Give the number of lines holding the string "Palestinians" and nothing more.
— Begin EXTRACTED ENTRIES —
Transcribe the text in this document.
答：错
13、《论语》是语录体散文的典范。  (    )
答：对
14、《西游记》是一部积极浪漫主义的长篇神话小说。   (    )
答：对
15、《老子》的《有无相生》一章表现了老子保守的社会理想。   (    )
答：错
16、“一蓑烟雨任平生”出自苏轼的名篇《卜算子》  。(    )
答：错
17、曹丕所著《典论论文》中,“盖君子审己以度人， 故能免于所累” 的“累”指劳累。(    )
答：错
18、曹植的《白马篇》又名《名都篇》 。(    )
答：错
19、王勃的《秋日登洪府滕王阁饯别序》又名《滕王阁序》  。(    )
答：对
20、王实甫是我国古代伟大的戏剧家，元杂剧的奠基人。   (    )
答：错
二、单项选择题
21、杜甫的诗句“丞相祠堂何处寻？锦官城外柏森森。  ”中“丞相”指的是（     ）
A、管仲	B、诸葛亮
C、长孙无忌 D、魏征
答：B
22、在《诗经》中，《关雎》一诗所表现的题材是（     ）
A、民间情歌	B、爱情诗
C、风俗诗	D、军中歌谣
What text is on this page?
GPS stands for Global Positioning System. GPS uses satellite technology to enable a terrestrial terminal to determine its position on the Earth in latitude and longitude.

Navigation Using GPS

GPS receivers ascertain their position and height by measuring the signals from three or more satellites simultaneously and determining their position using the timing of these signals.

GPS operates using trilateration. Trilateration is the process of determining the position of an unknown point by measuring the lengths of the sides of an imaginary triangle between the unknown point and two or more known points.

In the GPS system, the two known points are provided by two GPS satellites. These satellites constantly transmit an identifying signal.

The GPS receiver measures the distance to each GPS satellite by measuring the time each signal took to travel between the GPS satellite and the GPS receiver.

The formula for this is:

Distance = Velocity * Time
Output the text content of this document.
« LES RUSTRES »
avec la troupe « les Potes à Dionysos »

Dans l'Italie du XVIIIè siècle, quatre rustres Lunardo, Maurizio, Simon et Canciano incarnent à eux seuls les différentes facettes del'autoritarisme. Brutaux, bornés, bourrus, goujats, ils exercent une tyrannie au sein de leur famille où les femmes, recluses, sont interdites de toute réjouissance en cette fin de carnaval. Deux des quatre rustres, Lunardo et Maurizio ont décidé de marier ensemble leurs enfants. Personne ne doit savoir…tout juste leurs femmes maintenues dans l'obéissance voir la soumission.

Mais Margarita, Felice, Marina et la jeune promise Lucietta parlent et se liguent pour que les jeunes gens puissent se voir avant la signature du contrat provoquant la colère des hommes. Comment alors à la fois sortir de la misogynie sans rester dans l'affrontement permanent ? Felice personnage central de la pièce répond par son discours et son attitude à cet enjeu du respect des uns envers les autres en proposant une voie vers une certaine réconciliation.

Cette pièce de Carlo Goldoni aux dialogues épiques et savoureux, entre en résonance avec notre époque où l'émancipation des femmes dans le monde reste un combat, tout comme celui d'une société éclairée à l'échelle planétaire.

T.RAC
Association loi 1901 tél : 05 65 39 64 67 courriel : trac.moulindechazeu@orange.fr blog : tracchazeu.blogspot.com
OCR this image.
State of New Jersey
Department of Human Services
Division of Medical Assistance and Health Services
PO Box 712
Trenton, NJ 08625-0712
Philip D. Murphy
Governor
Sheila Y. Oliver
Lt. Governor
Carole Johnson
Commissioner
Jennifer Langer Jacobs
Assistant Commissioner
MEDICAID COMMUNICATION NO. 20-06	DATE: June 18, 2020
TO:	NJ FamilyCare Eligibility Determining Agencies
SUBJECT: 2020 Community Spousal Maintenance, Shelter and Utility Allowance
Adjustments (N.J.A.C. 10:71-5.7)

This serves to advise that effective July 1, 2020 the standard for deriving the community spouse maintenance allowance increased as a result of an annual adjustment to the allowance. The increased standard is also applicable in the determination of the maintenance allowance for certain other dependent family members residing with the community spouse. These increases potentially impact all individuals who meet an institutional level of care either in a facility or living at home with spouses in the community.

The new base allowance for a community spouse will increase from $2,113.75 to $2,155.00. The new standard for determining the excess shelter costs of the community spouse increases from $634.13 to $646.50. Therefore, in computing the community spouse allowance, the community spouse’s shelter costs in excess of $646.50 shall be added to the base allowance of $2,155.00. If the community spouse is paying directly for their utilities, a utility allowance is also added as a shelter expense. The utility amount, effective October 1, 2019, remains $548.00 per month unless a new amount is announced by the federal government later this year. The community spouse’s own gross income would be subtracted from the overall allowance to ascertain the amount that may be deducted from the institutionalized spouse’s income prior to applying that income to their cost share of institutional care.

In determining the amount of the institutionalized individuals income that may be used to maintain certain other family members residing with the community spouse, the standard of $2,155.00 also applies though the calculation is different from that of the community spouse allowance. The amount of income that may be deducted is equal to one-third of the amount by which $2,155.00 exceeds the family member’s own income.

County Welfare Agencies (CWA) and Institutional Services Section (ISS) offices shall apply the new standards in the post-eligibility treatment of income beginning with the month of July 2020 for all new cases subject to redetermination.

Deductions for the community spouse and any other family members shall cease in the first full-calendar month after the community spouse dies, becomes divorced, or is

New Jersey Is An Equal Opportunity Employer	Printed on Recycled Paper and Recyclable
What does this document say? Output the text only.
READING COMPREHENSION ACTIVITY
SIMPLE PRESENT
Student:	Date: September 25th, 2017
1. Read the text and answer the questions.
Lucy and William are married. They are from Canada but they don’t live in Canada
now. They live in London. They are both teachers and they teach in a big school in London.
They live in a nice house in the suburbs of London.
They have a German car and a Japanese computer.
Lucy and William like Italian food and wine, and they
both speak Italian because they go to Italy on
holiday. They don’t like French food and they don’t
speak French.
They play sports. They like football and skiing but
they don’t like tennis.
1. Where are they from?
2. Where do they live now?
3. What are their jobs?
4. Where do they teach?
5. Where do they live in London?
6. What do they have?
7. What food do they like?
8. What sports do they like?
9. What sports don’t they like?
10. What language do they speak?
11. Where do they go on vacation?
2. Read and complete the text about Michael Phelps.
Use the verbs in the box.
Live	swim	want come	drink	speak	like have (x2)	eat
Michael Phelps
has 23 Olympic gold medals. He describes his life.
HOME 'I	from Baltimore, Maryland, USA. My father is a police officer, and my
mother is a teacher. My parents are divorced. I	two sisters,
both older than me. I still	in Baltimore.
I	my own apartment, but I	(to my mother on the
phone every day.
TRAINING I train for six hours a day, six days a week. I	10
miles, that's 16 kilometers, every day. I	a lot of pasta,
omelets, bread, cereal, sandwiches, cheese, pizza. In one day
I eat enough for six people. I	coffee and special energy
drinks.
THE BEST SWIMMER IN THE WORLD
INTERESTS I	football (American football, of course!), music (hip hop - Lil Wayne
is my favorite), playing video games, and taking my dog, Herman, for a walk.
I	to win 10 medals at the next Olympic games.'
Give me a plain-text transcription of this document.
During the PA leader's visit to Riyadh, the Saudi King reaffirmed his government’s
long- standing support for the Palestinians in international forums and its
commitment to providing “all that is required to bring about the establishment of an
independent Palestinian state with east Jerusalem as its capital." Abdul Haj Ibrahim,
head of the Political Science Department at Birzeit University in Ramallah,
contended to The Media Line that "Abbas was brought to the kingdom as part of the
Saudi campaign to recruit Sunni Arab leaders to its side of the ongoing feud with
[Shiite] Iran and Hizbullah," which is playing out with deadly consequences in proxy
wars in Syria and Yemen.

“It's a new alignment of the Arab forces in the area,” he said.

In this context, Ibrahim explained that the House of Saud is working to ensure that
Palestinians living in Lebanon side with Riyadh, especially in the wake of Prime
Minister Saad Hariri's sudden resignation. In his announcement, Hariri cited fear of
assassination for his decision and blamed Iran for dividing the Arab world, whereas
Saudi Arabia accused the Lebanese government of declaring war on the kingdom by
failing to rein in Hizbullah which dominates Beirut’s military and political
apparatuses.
— End EXTRACTED ENTRIES —
EXERCISE ANSWER: 2